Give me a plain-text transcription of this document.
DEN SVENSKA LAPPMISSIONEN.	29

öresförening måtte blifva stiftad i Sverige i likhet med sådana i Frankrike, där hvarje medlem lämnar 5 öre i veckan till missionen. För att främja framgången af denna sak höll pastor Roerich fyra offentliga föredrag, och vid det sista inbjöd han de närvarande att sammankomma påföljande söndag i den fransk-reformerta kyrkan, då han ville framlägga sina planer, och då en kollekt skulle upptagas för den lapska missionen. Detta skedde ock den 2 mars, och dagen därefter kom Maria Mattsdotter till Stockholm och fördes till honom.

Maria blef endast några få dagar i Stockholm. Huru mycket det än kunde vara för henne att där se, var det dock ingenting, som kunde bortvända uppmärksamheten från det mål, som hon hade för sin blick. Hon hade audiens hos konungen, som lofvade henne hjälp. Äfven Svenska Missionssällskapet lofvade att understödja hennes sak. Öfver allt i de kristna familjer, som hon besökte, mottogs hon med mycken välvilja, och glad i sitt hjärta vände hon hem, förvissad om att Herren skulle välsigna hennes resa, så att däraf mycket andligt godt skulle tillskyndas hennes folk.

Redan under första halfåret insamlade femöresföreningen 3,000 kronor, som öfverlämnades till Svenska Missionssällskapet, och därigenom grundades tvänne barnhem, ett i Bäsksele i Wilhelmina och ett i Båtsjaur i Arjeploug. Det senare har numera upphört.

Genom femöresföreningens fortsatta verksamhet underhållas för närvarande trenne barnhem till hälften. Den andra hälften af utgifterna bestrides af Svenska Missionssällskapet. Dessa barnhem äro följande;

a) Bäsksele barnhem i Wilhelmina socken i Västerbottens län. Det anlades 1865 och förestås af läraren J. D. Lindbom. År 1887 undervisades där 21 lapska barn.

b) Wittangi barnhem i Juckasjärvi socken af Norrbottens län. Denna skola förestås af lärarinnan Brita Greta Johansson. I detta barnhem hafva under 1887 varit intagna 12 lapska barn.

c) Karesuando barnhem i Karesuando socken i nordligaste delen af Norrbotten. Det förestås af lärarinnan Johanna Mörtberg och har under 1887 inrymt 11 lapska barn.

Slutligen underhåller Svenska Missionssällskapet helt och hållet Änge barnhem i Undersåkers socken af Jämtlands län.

★ ★ ★ ★

After reading the listing, write out every line of it exactly.

- [Answer box]:
Give me a plain-text transcription of this document.
DEN SVENSKA LAPPMISSIONEN.	29

öresförening måtte blifva stiftad i Sverige i likhet med sådana i Frankrike, där hvarje medlem lämnar 5 öre i veckan till missionen. För att främja framgången af denna sak höll pastor Roerich fyra offentliga föredrag, och vid det sista inbjöd han de närvarande att sammankomma påföljande söndag i den fransk-reformerta kyrkan, då han ville framlägga sina planer, och då en kollekt skulle upptagas för den lapska missionen. Detta skedde ock den 2 mars, och dagen därefter kom Maria Mattsdotter till Stockholm och fördes till honom.

Maria blef endast några få dagar i Stockholm. Huru mycket det än kunde vara för henne att där se, var det dock ingenting, som kunde bortvända uppmärksamheten från det mål, som hon hade för sin blick. Hon hade audiens hos konungen, som lofvade henne hjälp. Äfven Svenska Missionssällskapet lofvade att understödja hennes sak. Öfver allt i de kristna familjer, som hon besökte, mottogs hon med mycken välvilja, och glad i sitt hjärta vände hon hem, förvissad om att Herren skulle välsigna hennes resa, så att däraf mycket andligt godt skulle tillskyndas hennes folk.

Redan under första halfåret insamlade femöresföreningen 3,000 kronor, som öfverlämnades till Svenska Missionssällskapet, och därigenom grundades tvänne barnhem, ett i Bäsksele i Wilhelmina och ett i Båtsjaur i Arjeploug. Det senare har numera upphört.

Genom femöresföreningens fortsatta verksamhet underhållas för närvarande trenne barnhem till hälften. Den andra hälften af utgifterna bestrides af Svenska Missionssällskapet. Dessa barnhem äro följande;

a) Bäsksele barnhem i Wilhelmina socken i Västerbottens län. Det anlades 1865 och förestås af läraren J. D. Lindbom. År 1887 undervisades där 21 lapska barn.

b) Wittangi barnhem i Juckasjärvi socken af Norrbottens län. Denna skola förestås af lärarinnan Brita Greta Johansson. I detta barnhem hafva under 1887 varit intagna 12 lapska barn.

c) Karesuando barnhem i Karesuando socken i nordligaste delen af Norrbotten. Det förestås af lärarinnan Johanna Mörtberg och har under 1887 inrymt 11 lapska barn.

Slutligen underhåller Svenska Missionssällskapet helt och hållet Änge barnhem i Undersåkers socken af Jämtlands län.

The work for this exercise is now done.